%%
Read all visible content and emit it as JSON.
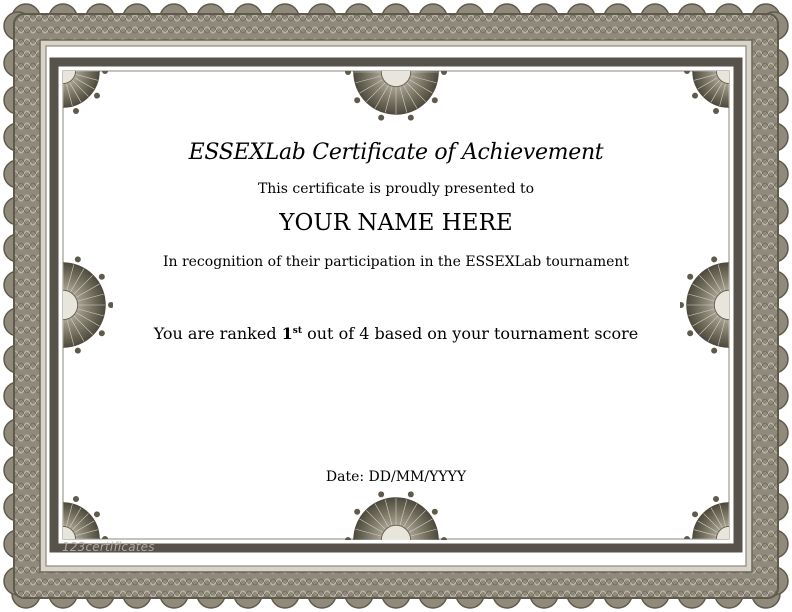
{
  "certificate": {
    "title": "ESSEXLab Certificate of Achievement",
    "presented_to": "This certificate is proudly presented to",
    "recipient_name": "YOUR NAME HERE",
    "recognition": "In recognition of their participation in the ESSEXLab tournament",
    "rank_prefix": "You are ranked ",
    "rank_number": "1",
    "rank_suffix_sup": "st",
    "rank_text_after": " out of 4 based on your tournament score",
    "date": "Date: DD/MM/YYYY"
  },
  "watermark": "123certificates",
  "colors": {
    "border_dark": "#5f5a4a",
    "border_mid": "#8d8778",
    "border_light": "#c9c4b8",
    "inner_band": "#57534a"
  },
  "ornaments": [
    "rosette-corner-ornament",
    "rosette-half-medallion-ornament",
    "guilloche-scalloped-border"
  ]
}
%%
* [WHAT YOU HAVE TO DO] Repeat each entry above word for word, leaving every picture out.

* [RESPONSE TO THE EXERCISE]
Read all visible content and emit it as JSON.
{
  "certificate": {
    "title": "ESSEXLab Certificate of Achievement",
    "presented_to": "This certificate is proudly presented to",
    "recipient_name": "YOUR NAME HERE",
    "recognition": "In recognition of their participation in the ESSEXLab tournament",
    "rank_prefix": "You are ranked ",
    "rank_number": "1",
    "rank_suffix_sup": "st",
    "rank_text_after": " out of 4 based on your tournament score",
    "date": "Date: DD/MM/YYYY"
  },
  "watermark": "123certificates",
  "colors": {
    "border_dark": "#5f5a4a",
    "border_mid": "#8d8778",
    "border_light": "#c9c4b8",
    "inner_band": "#57534a"
  },
  "ornaments": [
    "rosette-corner-ornament",
    "rosette-half-medallion-ornament",
    "guilloche-scalloped-border"
  ]
}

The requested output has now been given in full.